#### [Source passage]
Later, when a developer uses an AI assistant to review support tickets using the Supabase MCP server, the assistant mistakenly processes the attacker’s message as instructions and updates the support ticket without informing the developer.

This results in the assistant leaking sensitive data directly into a user-visible ticket thread. The attacker simply refreshes the page and retrieves the leaked data. The real issue here is straightforward: an LLM agent with unrestricted production access may perform harmful actions.

Note that this is not a problem with the Supabase MCP server but with the way LLM applications treat all context as instructions.

Prompt Injection

Prompt injection occurs when user-generated content tricks an LLM into executing commands. Today's LLMs cannot distinguish between instructions (prompts) and helpful data (context). Both are passed together in a single prompt (or an array of prompts).

Prompt injection mirrors early web vulnerabilities like SQL injection, where unescaped user inputs execute unintended commands. However, unlike SQL injection, prompt injection is difficult to prevent because it lacks deterministic sanitization rules.

The Broader Risk of LLM Agency

Even without intentional attacks, LLMs may take unpredictable actions. For instance, an agent might be instructed to update the database schema but then autonomously decides to execute additional scripts, like a seed script, potentially causing unintended consequences such as wiping production data. Such unpredictable behaviors underscore a crucial guideline: do not provide LLMs unrestricted access to critical resources or operations.

A tweet by @_grantsing stating cursor just deleted my whole database - it ran a script in the repo that was used to seed the database a long time ago, that script wipes the database and writes dummy data to it - fortunately with neon it takes 2 seconds to restore the db to a point in time, but still i was sweating

Sensible MCP Use Today

Most MCP servers are best used in development, as many have pointed out throughout this discussion. However, even today MCP can be used in production environments - if done right.

Read-Only Authorization in Production

Some MCP servers offer read-only authorization grants. For instance, the initial Postgres MCP server only supports read-only queries. By preventing write-access, prompt injection may still trigger tool calls, but cannot alter the system. Of course, when working with production data, sensitive and thoughtful processing is always required - this is true with and without LLM usage.

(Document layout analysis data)
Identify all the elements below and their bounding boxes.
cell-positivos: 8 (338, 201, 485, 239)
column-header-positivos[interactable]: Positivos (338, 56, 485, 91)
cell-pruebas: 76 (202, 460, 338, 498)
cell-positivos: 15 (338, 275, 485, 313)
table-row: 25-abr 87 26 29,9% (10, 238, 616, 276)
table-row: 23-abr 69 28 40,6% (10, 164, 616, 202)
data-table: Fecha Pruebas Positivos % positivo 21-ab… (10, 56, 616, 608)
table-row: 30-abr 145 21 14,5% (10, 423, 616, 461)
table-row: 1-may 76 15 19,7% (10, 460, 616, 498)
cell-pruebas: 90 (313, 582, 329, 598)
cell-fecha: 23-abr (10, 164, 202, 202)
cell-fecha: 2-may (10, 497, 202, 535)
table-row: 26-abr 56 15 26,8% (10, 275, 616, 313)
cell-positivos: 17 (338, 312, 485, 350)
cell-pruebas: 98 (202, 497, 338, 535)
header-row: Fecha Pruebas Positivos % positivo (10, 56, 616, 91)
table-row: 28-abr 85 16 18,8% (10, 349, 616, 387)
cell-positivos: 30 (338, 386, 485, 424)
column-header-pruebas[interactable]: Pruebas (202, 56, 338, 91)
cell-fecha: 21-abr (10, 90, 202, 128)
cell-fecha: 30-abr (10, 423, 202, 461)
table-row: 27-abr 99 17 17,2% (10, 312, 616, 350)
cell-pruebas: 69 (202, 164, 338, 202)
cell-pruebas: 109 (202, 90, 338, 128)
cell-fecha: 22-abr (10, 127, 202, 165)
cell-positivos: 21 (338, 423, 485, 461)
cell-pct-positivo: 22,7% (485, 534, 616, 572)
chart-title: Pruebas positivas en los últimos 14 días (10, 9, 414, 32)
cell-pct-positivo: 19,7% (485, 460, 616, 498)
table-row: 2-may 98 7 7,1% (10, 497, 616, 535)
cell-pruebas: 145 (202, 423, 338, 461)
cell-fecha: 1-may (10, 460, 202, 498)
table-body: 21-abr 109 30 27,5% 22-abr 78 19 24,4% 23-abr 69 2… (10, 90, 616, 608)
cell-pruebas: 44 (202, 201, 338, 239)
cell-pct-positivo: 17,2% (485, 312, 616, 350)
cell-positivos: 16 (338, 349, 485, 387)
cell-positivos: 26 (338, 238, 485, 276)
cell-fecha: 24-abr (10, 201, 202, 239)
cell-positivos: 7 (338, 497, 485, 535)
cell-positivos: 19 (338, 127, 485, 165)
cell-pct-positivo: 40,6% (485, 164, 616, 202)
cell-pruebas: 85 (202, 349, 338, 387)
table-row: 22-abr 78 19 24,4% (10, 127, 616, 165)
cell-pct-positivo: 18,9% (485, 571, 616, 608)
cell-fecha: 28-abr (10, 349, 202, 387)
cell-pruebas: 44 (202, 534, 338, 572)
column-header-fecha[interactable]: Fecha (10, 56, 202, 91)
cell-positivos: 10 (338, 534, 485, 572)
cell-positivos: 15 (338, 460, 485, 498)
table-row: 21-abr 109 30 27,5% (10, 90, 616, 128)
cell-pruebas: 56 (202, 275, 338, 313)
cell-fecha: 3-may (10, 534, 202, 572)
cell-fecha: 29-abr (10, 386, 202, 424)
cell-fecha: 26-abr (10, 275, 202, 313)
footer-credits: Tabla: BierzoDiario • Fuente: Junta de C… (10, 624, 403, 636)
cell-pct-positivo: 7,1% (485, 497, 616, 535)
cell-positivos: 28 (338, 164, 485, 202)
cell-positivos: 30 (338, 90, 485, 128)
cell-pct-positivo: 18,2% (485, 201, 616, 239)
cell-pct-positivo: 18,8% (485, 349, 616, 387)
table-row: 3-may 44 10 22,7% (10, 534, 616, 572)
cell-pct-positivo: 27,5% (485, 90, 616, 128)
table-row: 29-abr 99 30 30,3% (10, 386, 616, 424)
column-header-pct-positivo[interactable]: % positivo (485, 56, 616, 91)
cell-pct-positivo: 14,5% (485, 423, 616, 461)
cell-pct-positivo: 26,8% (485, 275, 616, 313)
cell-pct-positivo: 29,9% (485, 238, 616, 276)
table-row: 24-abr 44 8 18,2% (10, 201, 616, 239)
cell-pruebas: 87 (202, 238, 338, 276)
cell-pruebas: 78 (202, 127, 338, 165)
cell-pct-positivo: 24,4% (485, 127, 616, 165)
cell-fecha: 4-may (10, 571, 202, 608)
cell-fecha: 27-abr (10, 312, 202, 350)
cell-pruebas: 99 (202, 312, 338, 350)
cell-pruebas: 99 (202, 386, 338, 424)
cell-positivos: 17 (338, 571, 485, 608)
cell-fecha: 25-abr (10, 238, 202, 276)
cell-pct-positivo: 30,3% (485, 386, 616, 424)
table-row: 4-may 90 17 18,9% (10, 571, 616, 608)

#### [Requirement A]
From the passage on MCP security, quote the words starting at "Prompt injection occurs" and ending at "deterministic sanitization rules.".
#### [Requirement B]
Answer these from the passage on MCP security:
(i) What does the attacker do to retrieve the leaked data?
(ii) Which early web vulnerability does prompt injection mirror?
(iii) What kind of queries does the initial Postgres MCP server support?
#### [Requirement C]
Carry on the passage on MCP security from its final sentence.

#### [Expected answer A]
Prompt injection occurs when user-generated content tricks an LLM into executing commands. Today's LLMs cannot distinguish between instructions (prompts) and helpful data (context). Both are passed together in a single prompt (or an array of prompts).

Prompt injection mirrors early web vulnerabilities like SQL injection, where unescaped user inputs execute unintended commands. However, unlike SQL injection, prompt injection is difficult to prevent because it lacks deterministic sanitization rules.

#### [Expected answer B]
(i) The attacker refreshes the page.
(ii) SQL injection.
(iii) Only read-only queries.

#### [Expected answer C]
Note that if you want to protect yourself against prompt injection, all connected MCP servers must be read-only. Otherwise, the LLM could still chain tool calls to leak data or otherwise harm the system.

MCP in Production for Codegen Tools

Different production environments may pose varying levels of risk when compromised. Internal tools or ephemeral and personal apps built by codegen agents, for instance, may not face the same threat level as publicly-available applications with sensitive data. Tools like Replit, v0, and same.new build and deploy real applications today. Same.new even utilizes MCP to integrate its apps with Neon.

Conclusion

Read-only MCP servers and MCP for low-risk applications shows it can already deliver real value in specific cases in production today. At the same time, developers must recognize that LLMs can act harmfully even without prompt injections.

Prompt injection further highlights how early we are in the AI development era - similar to how SQL injection was a common problem in the early days of the internet but has subsequently mostly been rendered void by modern frameworks and abstractions.

The value MCP offers - LLMs seamlessly orchestrating tools - is substantial. Like how the web matured past SQL injection vulnerabilities, LLM tooling will also evolve. Fine-grained authorization, execution sandboxing, and LLM-level safeguards will inevitably improve. Prompt injection and similar attacks will drive innovations that make LLM applications (and MCP) safer and hopefully, get us closer to our own personal Jarvis.

For now, use MCP cautiously and thoughtfully. Happy coding!